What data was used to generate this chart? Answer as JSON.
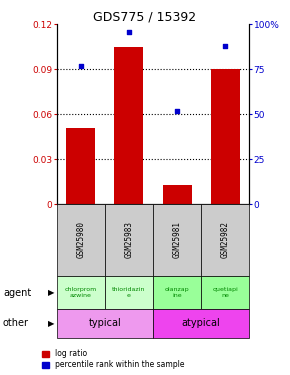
{
  "title": "GDS775 / 15392",
  "samples": [
    "GSM25980",
    "GSM25983",
    "GSM25981",
    "GSM25982"
  ],
  "log_ratio": [
    0.051,
    0.105,
    0.013,
    0.09
  ],
  "percentile_rank": [
    0.77,
    0.96,
    0.52,
    0.88
  ],
  "bar_color": "#cc0000",
  "dot_color": "#0000cc",
  "ylim_left": [
    0,
    0.12
  ],
  "ylim_right": [
    0,
    1.0
  ],
  "yticks_left": [
    0,
    0.03,
    0.06,
    0.09,
    0.12
  ],
  "ytick_labels_left": [
    "0",
    "0.03",
    "0.06",
    "0.09",
    "0.12"
  ],
  "yticks_right": [
    0,
    0.25,
    0.5,
    0.75,
    1.0
  ],
  "ytick_labels_right": [
    "0",
    "25",
    "50",
    "75",
    "100%"
  ],
  "agent_texts": [
    "chlorprom\nazwine",
    "thioridazin\ne",
    "olanzap\nine",
    "quetiapi\nne"
  ],
  "agent_colors": [
    "#ccffcc",
    "#ccffcc",
    "#99ff99",
    "#99ff99"
  ],
  "agent_text_color": "#008800",
  "other_labels": [
    "typical",
    "atypical"
  ],
  "other_colors_hex": [
    "#ee99ee",
    "#ee44ee"
  ],
  "sample_box_color": "#cccccc",
  "bar_width": 0.6,
  "title_fontsize": 9
}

┄┄┄┄┄┄┄┄┄┄┄┄┄┄┄┄┄┄┄┄

**TASK REQUIREMENTS**.
Each line of the data should be quoted exactly, with pictures left out.

**COMPLETED TASK**.
What data was used to generate this chart? Answer as JSON.
{
  "title": "GDS775 / 15392",
  "samples": [
    "GSM25980",
    "GSM25983",
    "GSM25981",
    "GSM25982"
  ],
  "log_ratio": [
    0.051,
    0.105,
    0.013,
    0.09
  ],
  "percentile_rank": [
    0.77,
    0.96,
    0.52,
    0.88
  ],
  "bar_color": "#cc0000",
  "dot_color": "#0000cc",
  "ylim_left": [
    0,
    0.12
  ],
  "ylim_right": [
    0,
    1.0
  ],
  "yticks_left": [
    0,
    0.03,
    0.06,
    0.09,
    0.12
  ],
  "ytick_labels_left": [
    "0",
    "0.03",
    "0.06",
    "0.09",
    "0.12"
  ],
  "yticks_right": [
    0,
    0.25,
    0.5,
    0.75,
    1.0
  ],
  "ytick_labels_right": [
    "0",
    "25",
    "50",
    "75",
    "100%"
  ],
  "agent_texts": [
    "chlorprom\nazwine",
    "thioridazin\ne",
    "olanzap\nine",
    "quetiapi\nne"
  ],
  "agent_colors": [
    "#ccffcc",
    "#ccffcc",
    "#99ff99",
    "#99ff99"
  ],
  "agent_text_color": "#008800",
  "other_labels": [
    "typical",
    "atypical"
  ],
  "other_colors_hex": [
    "#ee99ee",
    "#ee44ee"
  ],
  "sample_box_color": "#cccccc",
  "bar_width": 0.6,
  "title_fontsize": 9
}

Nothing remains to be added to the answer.